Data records
▽

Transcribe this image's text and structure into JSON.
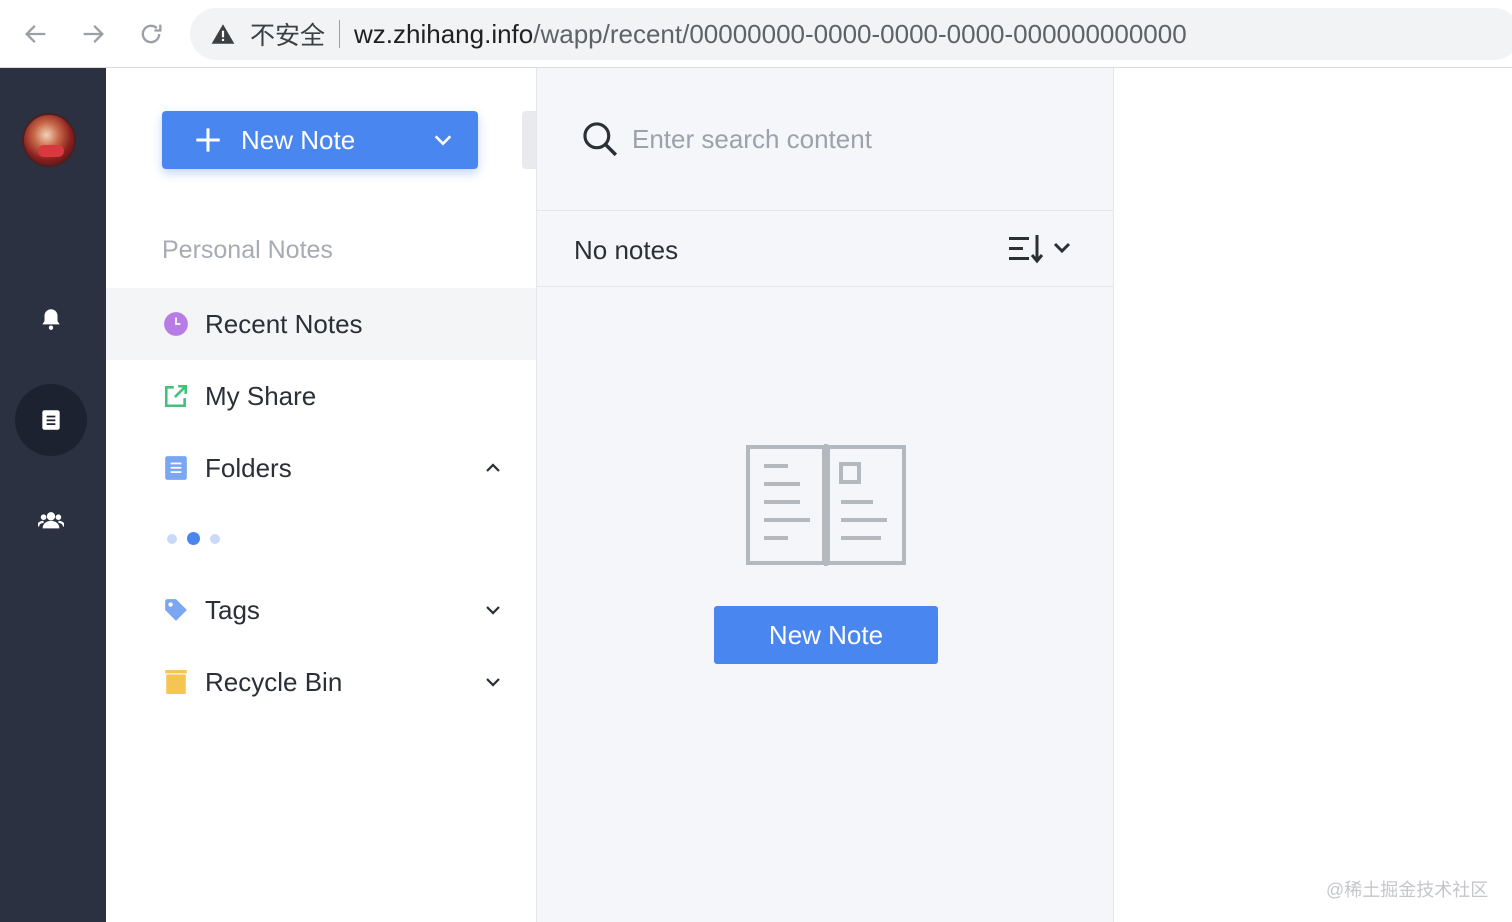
{
  "browser": {
    "insecure_label": "不安全",
    "url_host": "wz.zhihang.info",
    "url_path": "/wapp/recent/00000000-0000-0000-0000-000000000000",
    "icons": [
      "back-arrow-icon",
      "forward-arrow-icon",
      "reload-icon",
      "warning-icon"
    ]
  },
  "rail": {
    "items": [
      {
        "name": "avatar"
      },
      {
        "name": "notifications",
        "icon": "bell-icon"
      },
      {
        "name": "notes",
        "icon": "document-icon",
        "active": true
      },
      {
        "name": "contacts",
        "icon": "users-icon"
      }
    ]
  },
  "sidebar": {
    "new_note_label": "New Note",
    "section_title": "Personal Notes",
    "items": [
      {
        "label": "Recent Notes",
        "icon": "clock-icon",
        "color": "#b77ce6",
        "active": true
      },
      {
        "label": "My Share",
        "icon": "share-icon",
        "color": "#43c07a"
      },
      {
        "label": "Folders",
        "icon": "folder-icon",
        "color": "#7aa6f2",
        "expanded": true
      },
      {
        "label": "Tags",
        "icon": "tag-icon",
        "color": "#7aa6f2",
        "expanded": false
      },
      {
        "label": "Recycle Bin",
        "icon": "trash-icon",
        "color": "#f6c453",
        "expanded": false
      }
    ]
  },
  "list": {
    "search_placeholder": "Enter search content",
    "title": "No notes",
    "empty_button_label": "New Note"
  },
  "watermark": "@稀土掘金技术社区",
  "colors": {
    "primary": "#4a86f0",
    "rail_bg": "#2b3140",
    "panel_bg": "#f5f6fa"
  }
}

△

Problem to work on
The entries above should be reproduced exactly, without their pictures.

Result
Transcribe this image's text and structure into JSON.
{
  "browser": {
    "insecure_label": "不安全",
    "url_host": "wz.zhihang.info",
    "url_path": "/wapp/recent/00000000-0000-0000-0000-000000000000",
    "icons": [
      "back-arrow-icon",
      "forward-arrow-icon",
      "reload-icon",
      "warning-icon"
    ]
  },
  "rail": {
    "items": [
      {
        "name": "avatar"
      },
      {
        "name": "notifications",
        "icon": "bell-icon"
      },
      {
        "name": "notes",
        "icon": "document-icon",
        "active": true
      },
      {
        "name": "contacts",
        "icon": "users-icon"
      }
    ]
  },
  "sidebar": {
    "new_note_label": "New Note",
    "section_title": "Personal Notes",
    "items": [
      {
        "label": "Recent Notes",
        "icon": "clock-icon",
        "color": "#b77ce6",
        "active": true
      },
      {
        "label": "My Share",
        "icon": "share-icon",
        "color": "#43c07a"
      },
      {
        "label": "Folders",
        "icon": "folder-icon",
        "color": "#7aa6f2",
        "expanded": true
      },
      {
        "label": "Tags",
        "icon": "tag-icon",
        "color": "#7aa6f2",
        "expanded": false
      },
      {
        "label": "Recycle Bin",
        "icon": "trash-icon",
        "color": "#f6c453",
        "expanded": false
      }
    ]
  },
  "list": {
    "search_placeholder": "Enter search content",
    "title": "No notes",
    "empty_button_label": "New Note"
  },
  "watermark": "@稀土掘金技术社区",
  "colors": {
    "primary": "#4a86f0",
    "rail_bg": "#2b3140",
    "panel_bg": "#f5f6fa"
  }
}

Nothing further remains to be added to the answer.